------ Data provided

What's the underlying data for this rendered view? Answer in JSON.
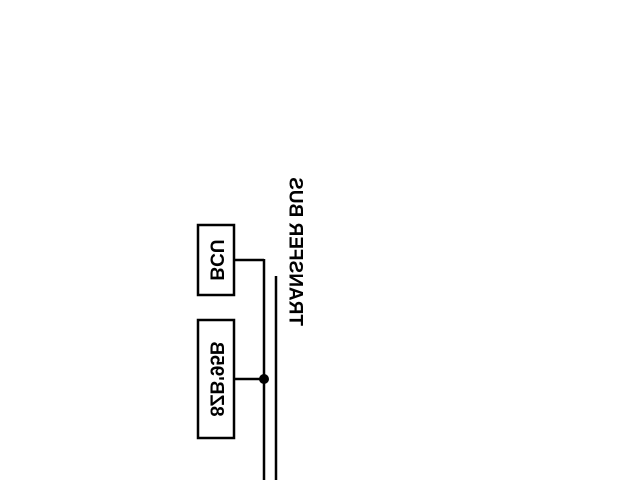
{
  "blocks": {
    "bcu": {
      "label": "BCU"
    },
    "reg": {
      "label": "8ZB'95B"
    }
  },
  "bus": {
    "label": "TRANSFER BUS"
  },
  "colors": {
    "ink": "#000000",
    "background": "#ffffff"
  }
}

------------

Transcribe the full listing character for character. Pictures are excluded.

:: Problem solution ::
What's the underlying data for this rendered view? Answer in JSON.
{
  "blocks": {
    "bcu": {
      "label": "BCU"
    },
    "reg": {
      "label": "8ZB'95B"
    }
  },
  "bus": {
    "label": "TRANSFER BUS"
  },
  "colors": {
    "ink": "#000000",
    "background": "#ffffff"
  }
}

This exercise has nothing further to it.